Set down all of the data that follows word for word, without the images.

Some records
═══
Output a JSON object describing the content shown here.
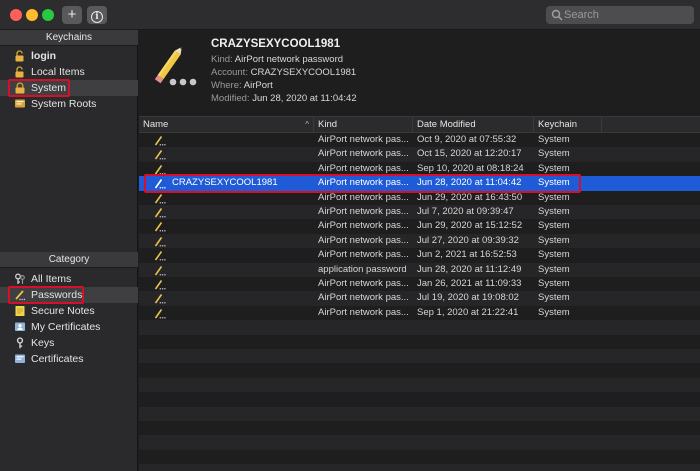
{
  "toolbar": {
    "add_label": "+",
    "info_label": "i",
    "search_placeholder": "Search"
  },
  "sidebar": {
    "keychains_header": "Keychains",
    "keychains": [
      {
        "label": "login",
        "icon": "padlock-open-icon"
      },
      {
        "label": "Local Items",
        "icon": "padlock-open-icon"
      },
      {
        "label": "System",
        "icon": "padlock-closed-icon",
        "selected": true
      },
      {
        "label": "System Roots",
        "icon": "certificate-icon"
      }
    ],
    "category_header": "Category",
    "categories": [
      {
        "label": "All Items",
        "icon": "keys-icon"
      },
      {
        "label": "Passwords",
        "icon": "pencil-icon",
        "selected": true
      },
      {
        "label": "Secure Notes",
        "icon": "note-icon"
      },
      {
        "label": "My Certificates",
        "icon": "certificate-person-icon"
      },
      {
        "label": "Keys",
        "icon": "key-icon"
      },
      {
        "label": "Certificates",
        "icon": "certificate-icon"
      }
    ]
  },
  "detail": {
    "title": "CRAZYSEXYCOOL1981",
    "kind_label": "Kind:",
    "kind": "AirPort network password",
    "account_label": "Account:",
    "account": "CRAZYSEXYCOOL1981",
    "where_label": "Where:",
    "where": "AirPort",
    "modified_label": "Modified:",
    "modified": "Jun 28, 2020 at 11:04:42"
  },
  "table": {
    "columns": {
      "name": "Name",
      "kind": "Kind",
      "date": "Date Modified",
      "keychain": "Keychain"
    },
    "rows": [
      {
        "name": "",
        "kind": "AirPort network pas...",
        "date": "Oct 9, 2020 at 07:55:32",
        "keychain": "System"
      },
      {
        "name": "",
        "kind": "AirPort network pas...",
        "date": "Oct 15, 2020 at 12:20:17",
        "keychain": "System"
      },
      {
        "name": "",
        "kind": "AirPort network pas...",
        "date": "Sep 10, 2020 at 08:18:24",
        "keychain": "System"
      },
      {
        "name": "CRAZYSEXYCOOL1981",
        "kind": "AirPort network pas...",
        "date": "Jun 28, 2020 at 11:04:42",
        "keychain": "System",
        "selected": true
      },
      {
        "name": "",
        "kind": "AirPort network pas...",
        "date": "Jun 29, 2020 at 16:43:50",
        "keychain": "System"
      },
      {
        "name": "",
        "kind": "AirPort network pas...",
        "date": "Jul 7, 2020 at 09:39:47",
        "keychain": "System"
      },
      {
        "name": "",
        "kind": "AirPort network pas...",
        "date": "Jun 29, 2020 at 15:12:52",
        "keychain": "System"
      },
      {
        "name": "",
        "kind": "AirPort network pas...",
        "date": "Jul 27, 2020 at 09:39:32",
        "keychain": "System"
      },
      {
        "name": "",
        "kind": "AirPort network pas...",
        "date": "Jun 2, 2021 at 16:52:53",
        "keychain": "System"
      },
      {
        "name": "",
        "kind": "application password",
        "date": "Jun 28, 2020 at 11:12:49",
        "keychain": "System"
      },
      {
        "name": "",
        "kind": "AirPort network pas...",
        "date": "Jan 26, 2021 at 11:09:33",
        "keychain": "System"
      },
      {
        "name": "",
        "kind": "AirPort network pas...",
        "date": "Jul 19, 2020 at 19:08:02",
        "keychain": "System"
      },
      {
        "name": "",
        "kind": "AirPort network pas...",
        "date": "Sep 1, 2020 at 21:22:41",
        "keychain": "System"
      }
    ]
  },
  "colors": {
    "selection": "#1f5bd7",
    "highlight_box": "#d6102a",
    "background": "#1e1e1e"
  }
}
═══
Task response »
Output a JSON object describing the content shown here.
{
  "toolbar": {
    "add_label": "+",
    "info_label": "i",
    "search_placeholder": "Search"
  },
  "sidebar": {
    "keychains_header": "Keychains",
    "keychains": [
      {
        "label": "login",
        "icon": "padlock-open-icon"
      },
      {
        "label": "Local Items",
        "icon": "padlock-open-icon"
      },
      {
        "label": "System",
        "icon": "padlock-closed-icon",
        "selected": true
      },
      {
        "label": "System Roots",
        "icon": "certificate-icon"
      }
    ],
    "category_header": "Category",
    "categories": [
      {
        "label": "All Items",
        "icon": "keys-icon"
      },
      {
        "label": "Passwords",
        "icon": "pencil-icon",
        "selected": true
      },
      {
        "label": "Secure Notes",
        "icon": "note-icon"
      },
      {
        "label": "My Certificates",
        "icon": "certificate-person-icon"
      },
      {
        "label": "Keys",
        "icon": "key-icon"
      },
      {
        "label": "Certificates",
        "icon": "certificate-icon"
      }
    ]
  },
  "detail": {
    "title": "CRAZYSEXYCOOL1981",
    "kind_label": "Kind:",
    "kind": "AirPort network password",
    "account_label": "Account:",
    "account": "CRAZYSEXYCOOL1981",
    "where_label": "Where:",
    "where": "AirPort",
    "modified_label": "Modified:",
    "modified": "Jun 28, 2020 at 11:04:42"
  },
  "table": {
    "columns": {
      "name": "Name",
      "kind": "Kind",
      "date": "Date Modified",
      "keychain": "Keychain"
    },
    "rows": [
      {
        "name": "",
        "kind": "AirPort network pas...",
        "date": "Oct 9, 2020 at 07:55:32",
        "keychain": "System"
      },
      {
        "name": "",
        "kind": "AirPort network pas...",
        "date": "Oct 15, 2020 at 12:20:17",
        "keychain": "System"
      },
      {
        "name": "",
        "kind": "AirPort network pas...",
        "date": "Sep 10, 2020 at 08:18:24",
        "keychain": "System"
      },
      {
        "name": "CRAZYSEXYCOOL1981",
        "kind": "AirPort network pas...",
        "date": "Jun 28, 2020 at 11:04:42",
        "keychain": "System",
        "selected": true
      },
      {
        "name": "",
        "kind": "AirPort network pas...",
        "date": "Jun 29, 2020 at 16:43:50",
        "keychain": "System"
      },
      {
        "name": "",
        "kind": "AirPort network pas...",
        "date": "Jul 7, 2020 at 09:39:47",
        "keychain": "System"
      },
      {
        "name": "",
        "kind": "AirPort network pas...",
        "date": "Jun 29, 2020 at 15:12:52",
        "keychain": "System"
      },
      {
        "name": "",
        "kind": "AirPort network pas...",
        "date": "Jul 27, 2020 at 09:39:32",
        "keychain": "System"
      },
      {
        "name": "",
        "kind": "AirPort network pas...",
        "date": "Jun 2, 2021 at 16:52:53",
        "keychain": "System"
      },
      {
        "name": "",
        "kind": "application password",
        "date": "Jun 28, 2020 at 11:12:49",
        "keychain": "System"
      },
      {
        "name": "",
        "kind": "AirPort network pas...",
        "date": "Jan 26, 2021 at 11:09:33",
        "keychain": "System"
      },
      {
        "name": "",
        "kind": "AirPort network pas...",
        "date": "Jul 19, 2020 at 19:08:02",
        "keychain": "System"
      },
      {
        "name": "",
        "kind": "AirPort network pas...",
        "date": "Sep 1, 2020 at 21:22:41",
        "keychain": "System"
      }
    ]
  },
  "colors": {
    "selection": "#1f5bd7",
    "highlight_box": "#d6102a",
    "background": "#1e1e1e"
  }
}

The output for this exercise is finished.